╔══

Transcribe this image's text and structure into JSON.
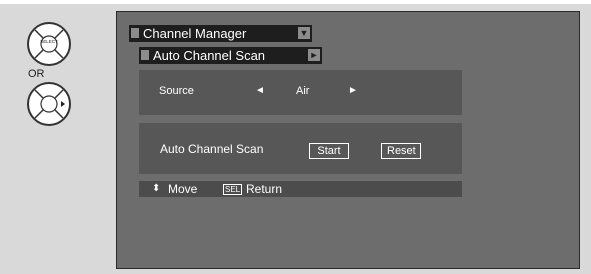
{
  "remote": {
    "select_label": "SELECT",
    "or_label": "OR"
  },
  "menu": {
    "title": "Channel Manager",
    "submenu_title": "Auto Channel Scan",
    "source": {
      "label": "Source",
      "value": "Air",
      "left_arrow": "◄",
      "right_arrow": "►"
    },
    "scan": {
      "label": "Auto Channel Scan",
      "start_label": "Start",
      "reset_label": "Reset"
    },
    "footer": {
      "move_icon": "⬍",
      "move_label": "Move",
      "sel_icon": "SEL",
      "return_label": "Return"
    }
  },
  "colors": {
    "screen": "#6d6d6d",
    "section": "#575757",
    "title_bar": "#1e1e1e"
  }
}
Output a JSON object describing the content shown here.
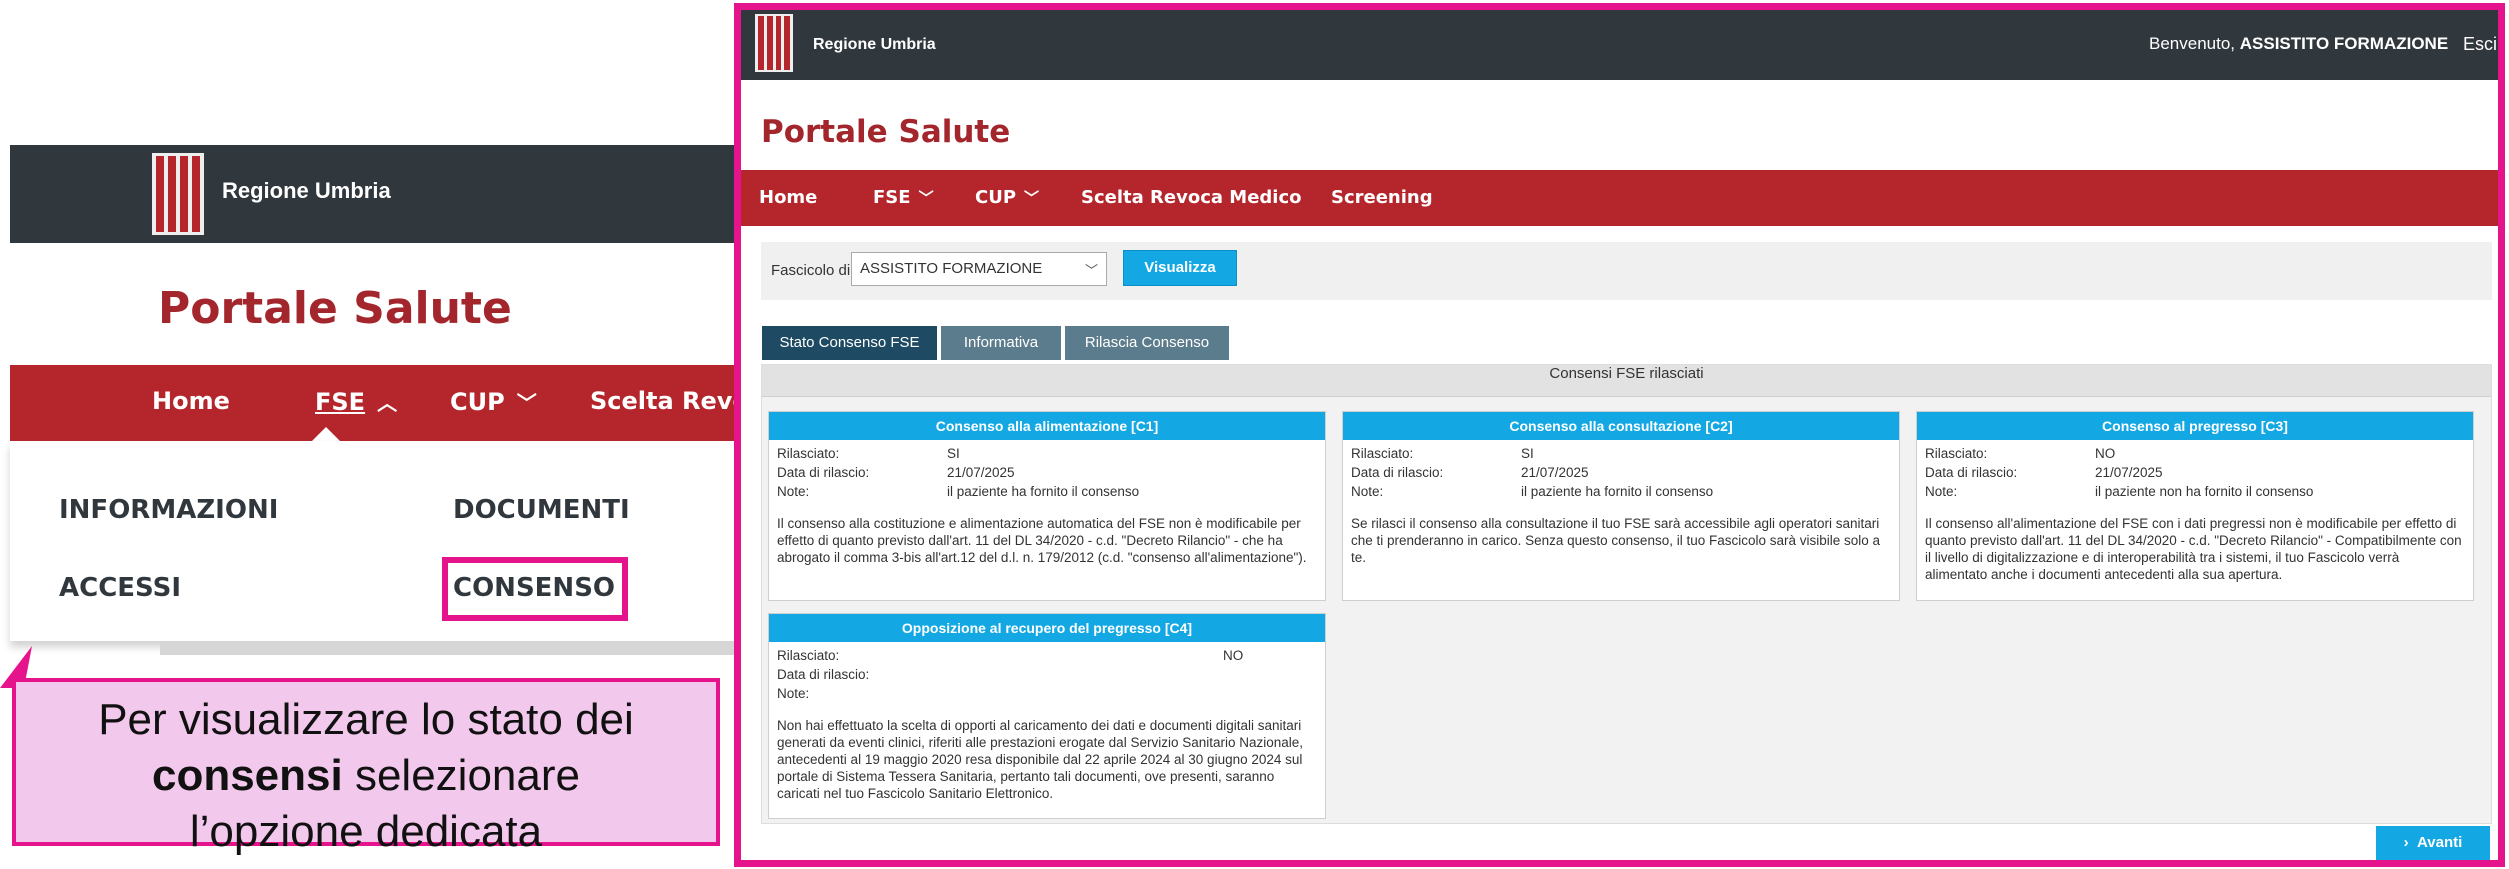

╚══

§ **Goal of the exercise**
What you return should match the records above word for word, minus the pictures.

§ **Task solution**
Transcribe this image's text and structure into JSON.
{
  "remote": {
    "select_label": "SELECT",
    "or_label": "OR"
  },
  "menu": {
    "title": "Channel Manager",
    "submenu_title": "Auto Channel Scan",
    "source": {
      "label": "Source",
      "value": "Air",
      "left_arrow": "◄",
      "right_arrow": "►"
    },
    "scan": {
      "label": "Auto Channel Scan",
      "start_label": "Start",
      "reset_label": "Reset"
    },
    "footer": {
      "move_icon": "⬍",
      "move_label": "Move",
      "sel_icon": "SEL",
      "return_label": "Return"
    }
  },
  "colors": {
    "screen": "#6d6d6d",
    "section": "#575757",
    "title_bar": "#1e1e1e"
  }
}
Output a JSON object describing the content shown here.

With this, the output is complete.